Dataset rows about figures.
begin

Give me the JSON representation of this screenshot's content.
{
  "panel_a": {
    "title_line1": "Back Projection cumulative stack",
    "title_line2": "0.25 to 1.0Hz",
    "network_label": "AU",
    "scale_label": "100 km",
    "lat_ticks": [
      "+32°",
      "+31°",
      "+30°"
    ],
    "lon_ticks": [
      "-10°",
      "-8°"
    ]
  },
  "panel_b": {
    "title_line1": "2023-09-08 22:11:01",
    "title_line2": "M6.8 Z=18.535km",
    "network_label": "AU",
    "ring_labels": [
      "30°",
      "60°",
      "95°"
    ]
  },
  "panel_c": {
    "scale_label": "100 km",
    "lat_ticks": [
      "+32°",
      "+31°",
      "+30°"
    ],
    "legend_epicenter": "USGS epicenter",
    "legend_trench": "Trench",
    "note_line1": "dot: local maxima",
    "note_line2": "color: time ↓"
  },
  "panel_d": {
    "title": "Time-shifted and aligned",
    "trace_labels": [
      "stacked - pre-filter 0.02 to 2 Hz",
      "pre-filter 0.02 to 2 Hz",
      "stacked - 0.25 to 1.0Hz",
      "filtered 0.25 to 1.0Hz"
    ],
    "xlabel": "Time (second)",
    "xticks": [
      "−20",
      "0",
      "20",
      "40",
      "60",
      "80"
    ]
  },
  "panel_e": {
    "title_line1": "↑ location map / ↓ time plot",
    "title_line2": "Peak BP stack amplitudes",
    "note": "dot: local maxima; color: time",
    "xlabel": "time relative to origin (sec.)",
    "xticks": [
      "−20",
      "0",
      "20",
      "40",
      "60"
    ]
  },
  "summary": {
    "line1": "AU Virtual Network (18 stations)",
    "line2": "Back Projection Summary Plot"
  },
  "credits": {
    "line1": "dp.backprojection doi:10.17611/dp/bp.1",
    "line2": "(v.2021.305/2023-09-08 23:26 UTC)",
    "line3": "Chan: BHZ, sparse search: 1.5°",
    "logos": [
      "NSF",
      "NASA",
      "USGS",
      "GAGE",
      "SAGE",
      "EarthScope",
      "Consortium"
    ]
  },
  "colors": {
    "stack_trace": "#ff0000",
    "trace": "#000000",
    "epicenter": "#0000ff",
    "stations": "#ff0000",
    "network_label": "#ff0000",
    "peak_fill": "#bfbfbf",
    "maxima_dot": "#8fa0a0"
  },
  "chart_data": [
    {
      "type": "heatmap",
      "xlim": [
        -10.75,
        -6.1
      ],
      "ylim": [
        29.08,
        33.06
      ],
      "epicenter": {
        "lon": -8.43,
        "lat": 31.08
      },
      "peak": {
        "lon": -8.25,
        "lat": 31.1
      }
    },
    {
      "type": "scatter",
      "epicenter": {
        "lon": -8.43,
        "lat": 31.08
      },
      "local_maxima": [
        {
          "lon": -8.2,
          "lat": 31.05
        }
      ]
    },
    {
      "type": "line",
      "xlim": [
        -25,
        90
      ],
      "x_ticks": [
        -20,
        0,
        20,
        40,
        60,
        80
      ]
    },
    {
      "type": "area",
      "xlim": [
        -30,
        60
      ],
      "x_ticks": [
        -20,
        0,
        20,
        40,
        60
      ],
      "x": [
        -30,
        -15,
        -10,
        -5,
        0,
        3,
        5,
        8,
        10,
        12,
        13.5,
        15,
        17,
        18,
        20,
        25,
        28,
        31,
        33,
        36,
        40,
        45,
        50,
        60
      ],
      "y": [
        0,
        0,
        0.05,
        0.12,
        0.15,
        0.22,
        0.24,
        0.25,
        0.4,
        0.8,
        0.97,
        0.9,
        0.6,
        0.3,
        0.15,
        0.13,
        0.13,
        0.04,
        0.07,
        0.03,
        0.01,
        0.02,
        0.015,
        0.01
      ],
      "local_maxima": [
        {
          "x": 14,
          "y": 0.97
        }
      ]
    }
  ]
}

end

Stated exercise.
Copy all the records above exactly, missing none.

Full answer.
Give me the JSON representation of this screenshot's content.
{
  "panel_a": {
    "title_line1": "Back Projection cumulative stack",
    "title_line2": "0.25 to 1.0Hz",
    "network_label": "AU",
    "scale_label": "100 km",
    "lat_ticks": [
      "+32°",
      "+31°",
      "+30°"
    ],
    "lon_ticks": [
      "-10°",
      "-8°"
    ]
  },
  "panel_b": {
    "title_line1": "2023-09-08 22:11:01",
    "title_line2": "M6.8 Z=18.535km",
    "network_label": "AU",
    "ring_labels": [
      "30°",
      "60°",
      "95°"
    ]
  },
  "panel_c": {
    "scale_label": "100 km",
    "lat_ticks": [
      "+32°",
      "+31°",
      "+30°"
    ],
    "legend_epicenter": "USGS epicenter",
    "legend_trench": "Trench",
    "note_line1": "dot: local maxima",
    "note_line2": "color: time ↓"
  },
  "panel_d": {
    "title": "Time-shifted and aligned",
    "trace_labels": [
      "stacked - pre-filter 0.02 to 2 Hz",
      "pre-filter 0.02 to 2 Hz",
      "stacked - 0.25 to 1.0Hz",
      "filtered 0.25 to 1.0Hz"
    ],
    "xlabel": "Time (second)",
    "xticks": [
      "−20",
      "0",
      "20",
      "40",
      "60",
      "80"
    ]
  },
  "panel_e": {
    "title_line1": "↑ location map / ↓ time plot",
    "title_line2": "Peak BP stack amplitudes",
    "note": "dot: local maxima; color: time",
    "xlabel": "time relative to origin (sec.)",
    "xticks": [
      "−20",
      "0",
      "20",
      "40",
      "60"
    ]
  },
  "summary": {
    "line1": "AU Virtual Network (18 stations)",
    "line2": "Back Projection Summary Plot"
  },
  "credits": {
    "line1": "dp.backprojection doi:10.17611/dp/bp.1",
    "line2": "(v.2021.305/2023-09-08 23:26 UTC)",
    "line3": "Chan: BHZ, sparse search: 1.5°",
    "logos": [
      "NSF",
      "NASA",
      "USGS",
      "GAGE",
      "SAGE",
      "EarthScope",
      "Consortium"
    ]
  },
  "colors": {
    "stack_trace": "#ff0000",
    "trace": "#000000",
    "epicenter": "#0000ff",
    "stations": "#ff0000",
    "network_label": "#ff0000",
    "peak_fill": "#bfbfbf",
    "maxima_dot": "#8fa0a0"
  },
  "chart_data": [
    {
      "type": "heatmap",
      "xlim": [
        -10.75,
        -6.1
      ],
      "ylim": [
        29.08,
        33.06
      ],
      "epicenter": {
        "lon": -8.43,
        "lat": 31.08
      },
      "peak": {
        "lon": -8.25,
        "lat": 31.1
      }
    },
    {
      "type": "scatter",
      "epicenter": {
        "lon": -8.43,
        "lat": 31.08
      },
      "local_maxima": [
        {
          "lon": -8.2,
          "lat": 31.05
        }
      ]
    },
    {
      "type": "line",
      "xlim": [
        -25,
        90
      ],
      "x_ticks": [
        -20,
        0,
        20,
        40,
        60,
        80
      ]
    },
    {
      "type": "area",
      "xlim": [
        -30,
        60
      ],
      "x_ticks": [
        -20,
        0,
        20,
        40,
        60
      ],
      "x": [
        -30,
        -15,
        -10,
        -5,
        0,
        3,
        5,
        8,
        10,
        12,
        13.5,
        15,
        17,
        18,
        20,
        25,
        28,
        31,
        33,
        36,
        40,
        45,
        50,
        60
      ],
      "y": [
        0,
        0,
        0.05,
        0.12,
        0.15,
        0.22,
        0.24,
        0.25,
        0.4,
        0.8,
        0.97,
        0.9,
        0.6,
        0.3,
        0.15,
        0.13,
        0.13,
        0.04,
        0.07,
        0.03,
        0.01,
        0.02,
        0.015,
        0.01
      ],
      "local_maxima": [
        {
          "x": 14,
          "y": 0.97
        }
      ]
    }
  ]
}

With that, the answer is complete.